### Record list ###

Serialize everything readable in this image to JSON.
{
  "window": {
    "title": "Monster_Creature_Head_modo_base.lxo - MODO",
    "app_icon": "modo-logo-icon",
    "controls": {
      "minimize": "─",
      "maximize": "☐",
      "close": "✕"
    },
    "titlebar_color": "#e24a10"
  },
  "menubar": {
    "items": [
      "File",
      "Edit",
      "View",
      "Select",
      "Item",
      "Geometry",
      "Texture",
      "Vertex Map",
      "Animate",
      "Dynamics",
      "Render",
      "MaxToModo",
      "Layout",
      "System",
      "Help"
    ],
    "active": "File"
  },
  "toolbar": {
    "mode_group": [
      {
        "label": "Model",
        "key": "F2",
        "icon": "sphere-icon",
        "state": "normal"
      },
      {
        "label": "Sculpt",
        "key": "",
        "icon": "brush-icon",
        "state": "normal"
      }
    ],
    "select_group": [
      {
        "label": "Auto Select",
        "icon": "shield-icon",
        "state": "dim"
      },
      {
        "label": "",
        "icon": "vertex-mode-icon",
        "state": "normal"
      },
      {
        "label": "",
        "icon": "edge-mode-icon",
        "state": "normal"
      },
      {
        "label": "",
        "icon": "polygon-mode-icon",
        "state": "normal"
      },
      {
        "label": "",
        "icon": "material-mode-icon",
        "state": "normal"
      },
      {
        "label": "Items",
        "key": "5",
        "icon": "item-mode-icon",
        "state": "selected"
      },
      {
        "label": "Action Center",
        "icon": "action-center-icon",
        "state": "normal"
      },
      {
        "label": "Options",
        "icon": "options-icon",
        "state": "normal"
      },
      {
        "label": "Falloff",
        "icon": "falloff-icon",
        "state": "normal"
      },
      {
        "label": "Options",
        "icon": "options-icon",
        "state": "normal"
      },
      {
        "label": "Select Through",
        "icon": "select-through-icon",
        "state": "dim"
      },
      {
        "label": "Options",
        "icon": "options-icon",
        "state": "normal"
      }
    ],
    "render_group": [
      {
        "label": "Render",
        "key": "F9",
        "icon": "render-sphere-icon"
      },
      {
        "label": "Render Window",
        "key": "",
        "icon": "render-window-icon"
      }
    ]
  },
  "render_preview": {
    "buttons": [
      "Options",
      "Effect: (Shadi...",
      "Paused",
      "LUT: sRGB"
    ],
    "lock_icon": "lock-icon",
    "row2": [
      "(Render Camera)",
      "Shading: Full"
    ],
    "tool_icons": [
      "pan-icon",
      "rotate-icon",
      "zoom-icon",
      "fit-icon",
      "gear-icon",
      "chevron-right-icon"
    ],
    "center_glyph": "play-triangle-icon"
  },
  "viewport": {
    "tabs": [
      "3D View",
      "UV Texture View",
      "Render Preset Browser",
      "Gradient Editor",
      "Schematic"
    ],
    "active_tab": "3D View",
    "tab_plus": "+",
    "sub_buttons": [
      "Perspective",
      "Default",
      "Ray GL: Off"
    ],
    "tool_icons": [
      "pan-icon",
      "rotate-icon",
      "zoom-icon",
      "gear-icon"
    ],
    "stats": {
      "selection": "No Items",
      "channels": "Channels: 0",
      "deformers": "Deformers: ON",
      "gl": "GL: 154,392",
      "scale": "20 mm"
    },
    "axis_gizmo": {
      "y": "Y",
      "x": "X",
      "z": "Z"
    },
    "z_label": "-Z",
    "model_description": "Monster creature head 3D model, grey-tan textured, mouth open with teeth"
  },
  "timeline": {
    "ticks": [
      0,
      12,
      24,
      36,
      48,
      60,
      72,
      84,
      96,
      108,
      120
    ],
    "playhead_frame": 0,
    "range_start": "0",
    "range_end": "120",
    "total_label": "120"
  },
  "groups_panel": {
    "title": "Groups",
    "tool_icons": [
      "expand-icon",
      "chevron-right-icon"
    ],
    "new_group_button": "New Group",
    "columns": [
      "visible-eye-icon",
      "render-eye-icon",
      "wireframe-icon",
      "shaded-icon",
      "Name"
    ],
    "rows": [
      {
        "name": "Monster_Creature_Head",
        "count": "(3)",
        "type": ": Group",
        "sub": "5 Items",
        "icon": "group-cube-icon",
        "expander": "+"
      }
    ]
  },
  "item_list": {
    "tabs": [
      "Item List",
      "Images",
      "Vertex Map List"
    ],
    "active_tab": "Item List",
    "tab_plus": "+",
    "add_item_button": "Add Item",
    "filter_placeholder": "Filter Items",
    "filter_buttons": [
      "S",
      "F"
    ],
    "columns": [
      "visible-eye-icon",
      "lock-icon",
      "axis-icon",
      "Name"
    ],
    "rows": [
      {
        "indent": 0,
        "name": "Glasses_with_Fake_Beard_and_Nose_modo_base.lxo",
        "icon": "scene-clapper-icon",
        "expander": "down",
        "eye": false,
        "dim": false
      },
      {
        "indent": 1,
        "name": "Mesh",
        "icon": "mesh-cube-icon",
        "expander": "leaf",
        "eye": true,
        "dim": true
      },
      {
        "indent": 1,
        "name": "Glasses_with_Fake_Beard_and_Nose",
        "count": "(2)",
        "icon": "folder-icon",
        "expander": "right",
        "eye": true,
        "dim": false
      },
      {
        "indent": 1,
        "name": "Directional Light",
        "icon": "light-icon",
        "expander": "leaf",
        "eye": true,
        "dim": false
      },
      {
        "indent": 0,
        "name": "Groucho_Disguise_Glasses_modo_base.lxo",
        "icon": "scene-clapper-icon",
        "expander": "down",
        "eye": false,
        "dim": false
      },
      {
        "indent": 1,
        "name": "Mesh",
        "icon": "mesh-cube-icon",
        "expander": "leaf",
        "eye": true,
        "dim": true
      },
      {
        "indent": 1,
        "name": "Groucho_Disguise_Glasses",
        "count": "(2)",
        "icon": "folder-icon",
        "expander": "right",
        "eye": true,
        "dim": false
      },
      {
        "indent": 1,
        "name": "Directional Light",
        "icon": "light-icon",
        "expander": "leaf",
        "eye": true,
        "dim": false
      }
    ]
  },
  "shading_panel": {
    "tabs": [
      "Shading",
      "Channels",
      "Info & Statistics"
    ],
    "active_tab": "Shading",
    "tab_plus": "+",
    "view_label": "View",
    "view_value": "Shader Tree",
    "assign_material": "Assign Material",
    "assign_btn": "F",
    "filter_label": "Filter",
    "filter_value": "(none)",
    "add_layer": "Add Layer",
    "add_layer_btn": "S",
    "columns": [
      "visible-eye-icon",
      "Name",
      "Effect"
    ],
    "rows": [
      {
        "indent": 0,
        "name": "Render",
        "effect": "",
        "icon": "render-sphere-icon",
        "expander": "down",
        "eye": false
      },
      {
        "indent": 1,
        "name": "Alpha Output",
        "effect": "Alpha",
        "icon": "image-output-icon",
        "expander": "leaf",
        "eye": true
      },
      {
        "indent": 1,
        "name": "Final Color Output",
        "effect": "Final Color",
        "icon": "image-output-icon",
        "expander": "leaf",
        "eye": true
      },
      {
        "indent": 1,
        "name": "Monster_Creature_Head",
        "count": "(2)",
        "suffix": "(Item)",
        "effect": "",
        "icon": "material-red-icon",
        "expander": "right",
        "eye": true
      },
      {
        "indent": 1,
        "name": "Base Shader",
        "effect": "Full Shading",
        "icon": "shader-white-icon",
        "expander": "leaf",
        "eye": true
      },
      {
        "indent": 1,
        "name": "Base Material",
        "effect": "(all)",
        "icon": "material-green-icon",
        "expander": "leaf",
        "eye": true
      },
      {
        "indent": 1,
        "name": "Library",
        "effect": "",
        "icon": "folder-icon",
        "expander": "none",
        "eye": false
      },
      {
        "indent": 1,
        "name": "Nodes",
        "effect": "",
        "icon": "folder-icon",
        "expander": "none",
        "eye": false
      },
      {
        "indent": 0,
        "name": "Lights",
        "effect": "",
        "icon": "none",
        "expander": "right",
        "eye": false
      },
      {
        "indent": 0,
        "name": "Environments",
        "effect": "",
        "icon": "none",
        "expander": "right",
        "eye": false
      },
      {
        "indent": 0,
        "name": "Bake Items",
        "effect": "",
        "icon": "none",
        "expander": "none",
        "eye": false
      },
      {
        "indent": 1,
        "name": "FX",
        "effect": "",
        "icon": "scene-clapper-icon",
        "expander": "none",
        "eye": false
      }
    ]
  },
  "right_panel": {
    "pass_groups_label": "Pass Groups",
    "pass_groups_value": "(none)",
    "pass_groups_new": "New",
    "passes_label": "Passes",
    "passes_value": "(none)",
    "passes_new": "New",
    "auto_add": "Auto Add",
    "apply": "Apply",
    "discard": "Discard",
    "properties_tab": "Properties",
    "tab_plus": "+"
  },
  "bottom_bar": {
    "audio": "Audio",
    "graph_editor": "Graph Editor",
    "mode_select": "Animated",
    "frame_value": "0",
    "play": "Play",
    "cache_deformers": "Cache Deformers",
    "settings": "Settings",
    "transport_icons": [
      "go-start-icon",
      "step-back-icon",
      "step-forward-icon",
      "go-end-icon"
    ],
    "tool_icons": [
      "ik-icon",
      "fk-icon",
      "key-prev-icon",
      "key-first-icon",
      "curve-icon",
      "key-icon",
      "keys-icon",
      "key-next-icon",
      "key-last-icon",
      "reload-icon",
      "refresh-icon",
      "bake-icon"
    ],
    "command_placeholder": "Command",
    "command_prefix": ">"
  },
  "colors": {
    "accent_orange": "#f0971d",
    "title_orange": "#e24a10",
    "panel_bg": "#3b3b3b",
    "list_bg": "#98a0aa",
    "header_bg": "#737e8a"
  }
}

###

**What the task asks**
Only the number is wanted: count the lines of the records that hold the word "sphere".

**Full answer**
3